Extracted records
------------------------------------
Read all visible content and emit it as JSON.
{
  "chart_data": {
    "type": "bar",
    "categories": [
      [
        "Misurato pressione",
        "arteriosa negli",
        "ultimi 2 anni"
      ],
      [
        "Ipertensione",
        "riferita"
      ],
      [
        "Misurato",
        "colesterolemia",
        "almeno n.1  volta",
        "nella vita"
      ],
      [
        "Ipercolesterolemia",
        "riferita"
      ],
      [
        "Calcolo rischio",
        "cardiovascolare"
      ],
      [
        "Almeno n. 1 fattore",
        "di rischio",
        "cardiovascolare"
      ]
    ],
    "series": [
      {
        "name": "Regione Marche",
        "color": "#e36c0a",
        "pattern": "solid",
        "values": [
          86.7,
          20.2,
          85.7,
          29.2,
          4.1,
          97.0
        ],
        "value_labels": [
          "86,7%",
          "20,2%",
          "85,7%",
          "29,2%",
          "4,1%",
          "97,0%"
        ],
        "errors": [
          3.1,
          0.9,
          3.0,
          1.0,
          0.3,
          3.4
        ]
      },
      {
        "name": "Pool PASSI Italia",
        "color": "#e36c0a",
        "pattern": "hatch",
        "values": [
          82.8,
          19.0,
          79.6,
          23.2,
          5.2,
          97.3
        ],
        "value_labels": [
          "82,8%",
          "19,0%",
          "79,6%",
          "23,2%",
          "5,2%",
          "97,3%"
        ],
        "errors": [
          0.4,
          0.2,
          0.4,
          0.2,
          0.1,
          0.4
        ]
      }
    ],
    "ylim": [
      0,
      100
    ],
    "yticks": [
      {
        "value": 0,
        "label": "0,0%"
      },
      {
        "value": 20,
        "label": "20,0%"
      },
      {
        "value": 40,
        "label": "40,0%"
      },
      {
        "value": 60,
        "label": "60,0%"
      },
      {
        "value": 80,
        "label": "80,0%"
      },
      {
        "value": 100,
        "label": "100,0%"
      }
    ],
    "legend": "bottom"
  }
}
------------------------------------
- Written problem
A single figure is required: the number of lines above in which the word "name" occurs.

- Exercise response
2